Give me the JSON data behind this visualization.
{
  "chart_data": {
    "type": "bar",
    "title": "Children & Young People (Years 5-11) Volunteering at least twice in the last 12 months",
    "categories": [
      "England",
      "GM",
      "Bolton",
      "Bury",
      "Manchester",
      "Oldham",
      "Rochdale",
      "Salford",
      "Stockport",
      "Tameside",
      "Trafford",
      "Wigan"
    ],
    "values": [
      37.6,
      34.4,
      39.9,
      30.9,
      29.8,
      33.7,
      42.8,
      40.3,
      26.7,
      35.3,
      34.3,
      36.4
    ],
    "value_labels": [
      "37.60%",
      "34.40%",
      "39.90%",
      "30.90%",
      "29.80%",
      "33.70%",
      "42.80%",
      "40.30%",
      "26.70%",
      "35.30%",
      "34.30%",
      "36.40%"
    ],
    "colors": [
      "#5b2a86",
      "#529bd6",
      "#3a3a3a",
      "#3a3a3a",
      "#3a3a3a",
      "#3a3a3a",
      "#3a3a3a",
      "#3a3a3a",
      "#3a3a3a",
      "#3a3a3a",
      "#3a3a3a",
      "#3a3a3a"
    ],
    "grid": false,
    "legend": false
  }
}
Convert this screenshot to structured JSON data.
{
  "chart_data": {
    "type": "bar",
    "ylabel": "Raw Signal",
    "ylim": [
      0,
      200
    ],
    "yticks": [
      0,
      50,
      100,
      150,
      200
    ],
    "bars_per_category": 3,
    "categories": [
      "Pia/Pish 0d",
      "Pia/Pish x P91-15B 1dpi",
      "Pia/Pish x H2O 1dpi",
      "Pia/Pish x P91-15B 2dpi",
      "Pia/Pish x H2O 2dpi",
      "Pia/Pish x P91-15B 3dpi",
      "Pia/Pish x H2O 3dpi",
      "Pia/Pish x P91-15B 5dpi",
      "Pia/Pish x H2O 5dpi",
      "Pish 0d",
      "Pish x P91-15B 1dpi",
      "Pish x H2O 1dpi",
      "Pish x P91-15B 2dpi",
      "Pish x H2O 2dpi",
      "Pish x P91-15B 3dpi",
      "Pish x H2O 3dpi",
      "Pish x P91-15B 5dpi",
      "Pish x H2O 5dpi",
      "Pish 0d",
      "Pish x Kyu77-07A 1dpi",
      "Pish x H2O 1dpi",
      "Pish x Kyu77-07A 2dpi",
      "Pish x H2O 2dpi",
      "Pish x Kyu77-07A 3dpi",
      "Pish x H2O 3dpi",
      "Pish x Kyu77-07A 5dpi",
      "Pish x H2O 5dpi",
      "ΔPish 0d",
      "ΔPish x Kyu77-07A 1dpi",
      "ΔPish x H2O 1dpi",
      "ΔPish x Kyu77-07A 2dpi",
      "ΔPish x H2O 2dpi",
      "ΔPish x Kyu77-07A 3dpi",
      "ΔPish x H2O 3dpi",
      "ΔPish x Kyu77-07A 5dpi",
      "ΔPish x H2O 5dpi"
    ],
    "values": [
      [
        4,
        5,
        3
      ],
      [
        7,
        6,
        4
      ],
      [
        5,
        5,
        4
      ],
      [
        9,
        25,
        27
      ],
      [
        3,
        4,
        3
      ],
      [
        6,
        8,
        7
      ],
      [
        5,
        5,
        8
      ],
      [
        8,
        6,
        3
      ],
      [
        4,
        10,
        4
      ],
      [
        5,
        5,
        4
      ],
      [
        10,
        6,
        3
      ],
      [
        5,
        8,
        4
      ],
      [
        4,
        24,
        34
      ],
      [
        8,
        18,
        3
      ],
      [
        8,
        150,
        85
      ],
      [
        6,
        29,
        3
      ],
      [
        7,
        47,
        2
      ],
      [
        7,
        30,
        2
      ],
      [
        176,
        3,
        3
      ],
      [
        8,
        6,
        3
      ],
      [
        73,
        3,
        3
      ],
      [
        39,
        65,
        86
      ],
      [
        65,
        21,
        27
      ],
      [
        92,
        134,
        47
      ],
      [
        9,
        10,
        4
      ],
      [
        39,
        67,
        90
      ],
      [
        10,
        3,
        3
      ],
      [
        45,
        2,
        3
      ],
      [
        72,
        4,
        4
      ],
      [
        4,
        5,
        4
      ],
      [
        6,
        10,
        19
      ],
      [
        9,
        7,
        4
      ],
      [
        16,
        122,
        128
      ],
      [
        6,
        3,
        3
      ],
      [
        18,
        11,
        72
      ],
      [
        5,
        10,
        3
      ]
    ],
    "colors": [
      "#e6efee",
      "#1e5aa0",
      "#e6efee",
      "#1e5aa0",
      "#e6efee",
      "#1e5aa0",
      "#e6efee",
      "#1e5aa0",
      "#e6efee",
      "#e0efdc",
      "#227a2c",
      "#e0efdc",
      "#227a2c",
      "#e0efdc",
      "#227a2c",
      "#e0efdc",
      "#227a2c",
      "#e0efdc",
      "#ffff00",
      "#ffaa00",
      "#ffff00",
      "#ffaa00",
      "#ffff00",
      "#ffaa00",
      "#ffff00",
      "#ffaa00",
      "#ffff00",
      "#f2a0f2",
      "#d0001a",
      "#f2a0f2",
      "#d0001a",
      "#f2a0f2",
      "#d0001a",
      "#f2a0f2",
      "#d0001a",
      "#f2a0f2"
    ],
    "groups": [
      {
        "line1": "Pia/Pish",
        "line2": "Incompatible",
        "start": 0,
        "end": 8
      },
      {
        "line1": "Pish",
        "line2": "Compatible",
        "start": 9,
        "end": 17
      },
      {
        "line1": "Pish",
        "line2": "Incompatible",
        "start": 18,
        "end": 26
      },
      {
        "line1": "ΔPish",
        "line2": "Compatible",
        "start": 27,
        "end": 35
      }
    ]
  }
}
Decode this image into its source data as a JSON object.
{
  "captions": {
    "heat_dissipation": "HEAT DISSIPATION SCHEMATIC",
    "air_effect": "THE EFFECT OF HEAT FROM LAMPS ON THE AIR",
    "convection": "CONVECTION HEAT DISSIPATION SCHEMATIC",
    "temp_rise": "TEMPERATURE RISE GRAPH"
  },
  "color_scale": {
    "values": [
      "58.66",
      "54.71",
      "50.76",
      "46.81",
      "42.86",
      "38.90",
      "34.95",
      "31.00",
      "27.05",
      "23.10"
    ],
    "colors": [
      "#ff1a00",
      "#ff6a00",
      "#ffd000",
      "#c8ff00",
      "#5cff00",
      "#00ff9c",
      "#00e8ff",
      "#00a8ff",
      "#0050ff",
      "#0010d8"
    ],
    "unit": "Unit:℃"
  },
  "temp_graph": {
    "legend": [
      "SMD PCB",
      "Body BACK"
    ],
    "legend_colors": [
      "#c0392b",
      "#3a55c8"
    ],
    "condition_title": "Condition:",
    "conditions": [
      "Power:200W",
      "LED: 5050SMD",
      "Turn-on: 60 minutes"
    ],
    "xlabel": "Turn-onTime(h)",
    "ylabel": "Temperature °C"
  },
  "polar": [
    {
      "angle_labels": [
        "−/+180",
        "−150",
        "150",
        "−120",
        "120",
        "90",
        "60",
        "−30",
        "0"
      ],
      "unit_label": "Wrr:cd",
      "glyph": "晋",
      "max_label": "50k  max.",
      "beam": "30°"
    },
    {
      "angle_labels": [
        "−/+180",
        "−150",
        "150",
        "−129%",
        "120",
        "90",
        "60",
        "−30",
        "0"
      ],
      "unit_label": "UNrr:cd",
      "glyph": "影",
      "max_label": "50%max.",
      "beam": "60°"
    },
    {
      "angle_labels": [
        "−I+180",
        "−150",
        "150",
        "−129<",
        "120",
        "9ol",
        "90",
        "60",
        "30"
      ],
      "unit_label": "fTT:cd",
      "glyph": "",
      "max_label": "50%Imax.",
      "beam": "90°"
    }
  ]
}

— DIRECTIONS —
Return the entries above exactly, each one complete.

— RESULT OF THE EXERCISE —
Give me the JSON data behind this visualization.
{
  "chart_data": {
    "type": "bar",
    "title": "Children & Young People (Years 5-11) Volunteering at least twice in the last 12 months",
    "categories": [
      "England",
      "GM",
      "Bolton",
      "Bury",
      "Manchester",
      "Oldham",
      "Rochdale",
      "Salford",
      "Stockport",
      "Tameside",
      "Trafford",
      "Wigan"
    ],
    "values": [
      37.6,
      34.4,
      39.9,
      30.9,
      29.8,
      33.7,
      42.8,
      40.3,
      26.7,
      35.3,
      34.3,
      36.4
    ],
    "value_labels": [
      "37.60%",
      "34.40%",
      "39.90%",
      "30.90%",
      "29.80%",
      "33.70%",
      "42.80%",
      "40.30%",
      "26.70%",
      "35.30%",
      "34.30%",
      "36.40%"
    ],
    "colors": [
      "#5b2a86",
      "#529bd6",
      "#3a3a3a",
      "#3a3a3a",
      "#3a3a3a",
      "#3a3a3a",
      "#3a3a3a",
      "#3a3a3a",
      "#3a3a3a",
      "#3a3a3a",
      "#3a3a3a",
      "#3a3a3a"
    ],
    "grid": false,
    "legend": false
  }
}
Convert this screenshot to structured JSON data.
{
  "chart_data": {
    "type": "bar",
    "ylabel": "Raw Signal",
    "ylim": [
      0,
      200
    ],
    "yticks": [
      0,
      50,
      100,
      150,
      200
    ],
    "bars_per_category": 3,
    "categories": [
      "Pia/Pish 0d",
      "Pia/Pish x P91-15B 1dpi",
      "Pia/Pish x H2O 1dpi",
      "Pia/Pish x P91-15B 2dpi",
      "Pia/Pish x H2O 2dpi",
      "Pia/Pish x P91-15B 3dpi",
      "Pia/Pish x H2O 3dpi",
      "Pia/Pish x P91-15B 5dpi",
      "Pia/Pish x H2O 5dpi",
      "Pish 0d",
      "Pish x P91-15B 1dpi",
      "Pish x H2O 1dpi",
      "Pish x P91-15B 2dpi",
      "Pish x H2O 2dpi",
      "Pish x P91-15B 3dpi",
      "Pish x H2O 3dpi",
      "Pish x P91-15B 5dpi",
      "Pish x H2O 5dpi",
      "Pish 0d",
      "Pish x Kyu77-07A 1dpi",
      "Pish x H2O 1dpi",
      "Pish x Kyu77-07A 2dpi",
      "Pish x H2O 2dpi",
      "Pish x Kyu77-07A 3dpi",
      "Pish x H2O 3dpi",
      "Pish x Kyu77-07A 5dpi",
      "Pish x H2O 5dpi",
      "ΔPish 0d",
      "ΔPish x Kyu77-07A 1dpi",
      "ΔPish x H2O 1dpi",
      "ΔPish x Kyu77-07A 2dpi",
      "ΔPish x H2O 2dpi",
      "ΔPish x Kyu77-07A 3dpi",
      "ΔPish x H2O 3dpi",
      "ΔPish x Kyu77-07A 5dpi",
      "ΔPish x H2O 5dpi"
    ],
    "values": [
      [
        4,
        5,
        3
      ],
      [
        7,
        6,
        4
      ],
      [
        5,
        5,
        4
      ],
      [
        9,
        25,
        27
      ],
      [
        3,
        4,
        3
      ],
      [
        6,
        8,
        7
      ],
      [
        5,
        5,
        8
      ],
      [
        8,
        6,
        3
      ],
      [
        4,
        10,
        4
      ],
      [
        5,
        5,
        4
      ],
      [
        10,
        6,
        3
      ],
      [
        5,
        8,
        4
      ],
      [
        4,
        24,
        34
      ],
      [
        8,
        18,
        3
      ],
      [
        8,
        150,
        85
      ],
      [
        6,
        29,
        3
      ],
      [
        7,
        47,
        2
      ],
      [
        7,
        30,
        2
      ],
      [
        176,
        3,
        3
      ],
      [
        8,
        6,
        3
      ],
      [
        73,
        3,
        3
      ],
      [
        39,
        65,
        86
      ],
      [
        65,
        21,
        27
      ],
      [
        92,
        134,
        47
      ],
      [
        9,
        10,
        4
      ],
      [
        39,
        67,
        90
      ],
      [
        10,
        3,
        3
      ],
      [
        45,
        2,
        3
      ],
      [
        72,
        4,
        4
      ],
      [
        4,
        5,
        4
      ],
      [
        6,
        10,
        19
      ],
      [
        9,
        7,
        4
      ],
      [
        16,
        122,
        128
      ],
      [
        6,
        3,
        3
      ],
      [
        18,
        11,
        72
      ],
      [
        5,
        10,
        3
      ]
    ],
    "colors": [
      "#e6efee",
      "#1e5aa0",
      "#e6efee",
      "#1e5aa0",
      "#e6efee",
      "#1e5aa0",
      "#e6efee",
      "#1e5aa0",
      "#e6efee",
      "#e0efdc",
      "#227a2c",
      "#e0efdc",
      "#227a2c",
      "#e0efdc",
      "#227a2c",
      "#e0efdc",
      "#227a2c",
      "#e0efdc",
      "#ffff00",
      "#ffaa00",
      "#ffff00",
      "#ffaa00",
      "#ffff00",
      "#ffaa00",
      "#ffff00",
      "#ffaa00",
      "#ffff00",
      "#f2a0f2",
      "#d0001a",
      "#f2a0f2",
      "#d0001a",
      "#f2a0f2",
      "#d0001a",
      "#f2a0f2",
      "#d0001a",
      "#f2a0f2"
    ],
    "groups": [
      {
        "line1": "Pia/Pish",
        "line2": "Incompatible",
        "start": 0,
        "end": 8
      },
      {
        "line1": "Pish",
        "line2": "Compatible",
        "start": 9,
        "end": 17
      },
      {
        "line1": "Pish",
        "line2": "Incompatible",
        "start": 18,
        "end": 26
      },
      {
        "line1": "ΔPish",
        "line2": "Compatible",
        "start": 27,
        "end": 35
      }
    ]
  }
}
Decode this image into its source data as a JSON object.
{
  "captions": {
    "heat_dissipation": "HEAT DISSIPATION SCHEMATIC",
    "air_effect": "THE EFFECT OF HEAT FROM LAMPS ON THE AIR",
    "convection": "CONVECTION HEAT DISSIPATION SCHEMATIC",
    "temp_rise": "TEMPERATURE RISE GRAPH"
  },
  "color_scale": {
    "values": [
      "58.66",
      "54.71",
      "50.76",
      "46.81",
      "42.86",
      "38.90",
      "34.95",
      "31.00",
      "27.05",
      "23.10"
    ],
    "colors": [
      "#ff1a00",
      "#ff6a00",
      "#ffd000",
      "#c8ff00",
      "#5cff00",
      "#00ff9c",
      "#00e8ff",
      "#00a8ff",
      "#0050ff",
      "#0010d8"
    ],
    "unit": "Unit:℃"
  },
  "temp_graph": {
    "legend": [
      "SMD PCB",
      "Body BACK"
    ],
    "legend_colors": [
      "#c0392b",
      "#3a55c8"
    ],
    "condition_title": "Condition:",
    "conditions": [
      "Power:200W",
      "LED: 5050SMD",
      "Turn-on: 60 minutes"
    ],
    "xlabel": "Turn-onTime(h)",
    "ylabel": "Temperature °C"
  },
  "polar": [
    {
      "angle_labels": [
        "−/+180",
        "−150",
        "150",
        "−120",
        "120",
        "90",
        "60",
        "−30",
        "0"
      ],
      "unit_label": "Wrr:cd",
      "glyph": "晋",
      "max_label": "50k  max.",
      "beam": "30°"
    },
    {
      "angle_labels": [
        "−/+180",
        "−150",
        "150",
        "−129%",
        "120",
        "90",
        "60",
        "−30",
        "0"
      ],
      "unit_label": "UNrr:cd",
      "glyph": "影",
      "max_label": "50%max.",
      "beam": "60°"
    },
    {
      "angle_labels": [
        "−I+180",
        "−150",
        "150",
        "−129<",
        "120",
        "9ol",
        "90",
        "60",
        "30"
      ],
      "unit_label": "fTT:cd",
      "glyph": "",
      "max_label": "50%Imax.",
      "beam": "90°"
    }
  ]
}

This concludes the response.